[INPUT FOR THIS TASK start]

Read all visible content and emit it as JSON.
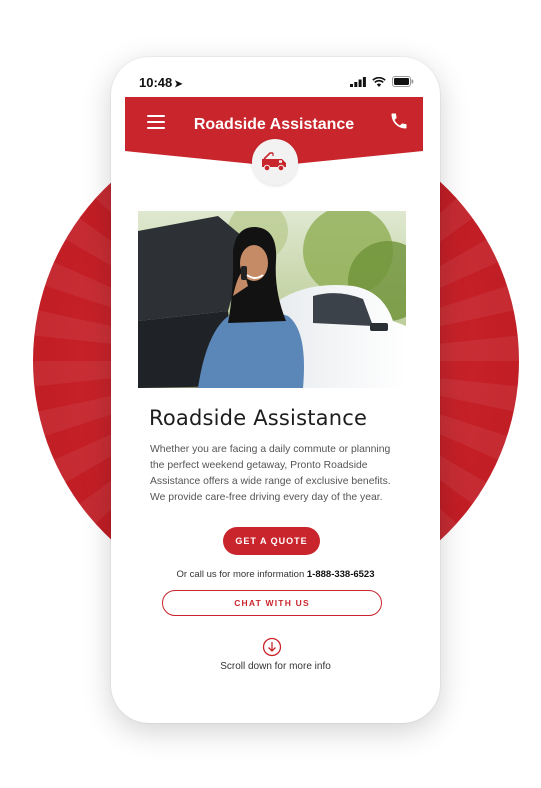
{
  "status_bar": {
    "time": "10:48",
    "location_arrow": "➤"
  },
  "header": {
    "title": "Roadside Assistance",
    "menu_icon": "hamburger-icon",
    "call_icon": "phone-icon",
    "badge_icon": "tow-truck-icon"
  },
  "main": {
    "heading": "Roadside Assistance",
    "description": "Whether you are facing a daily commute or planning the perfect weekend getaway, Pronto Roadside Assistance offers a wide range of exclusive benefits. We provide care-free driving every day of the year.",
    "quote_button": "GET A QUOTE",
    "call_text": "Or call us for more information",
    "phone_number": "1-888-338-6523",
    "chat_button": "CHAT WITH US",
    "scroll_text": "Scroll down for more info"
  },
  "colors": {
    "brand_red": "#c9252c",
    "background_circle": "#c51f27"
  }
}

[INPUT FOR THIS TASK end]

GIVEN PROBLEM: Using the listing above, pick out each line that contains the word "icon", then copy it.

SOLUTION TO THE PROBLEM:
    "menu_icon": "hamburger-icon",
    "call_icon": "phone-icon",
    "badge_icon": "tow-truck-icon"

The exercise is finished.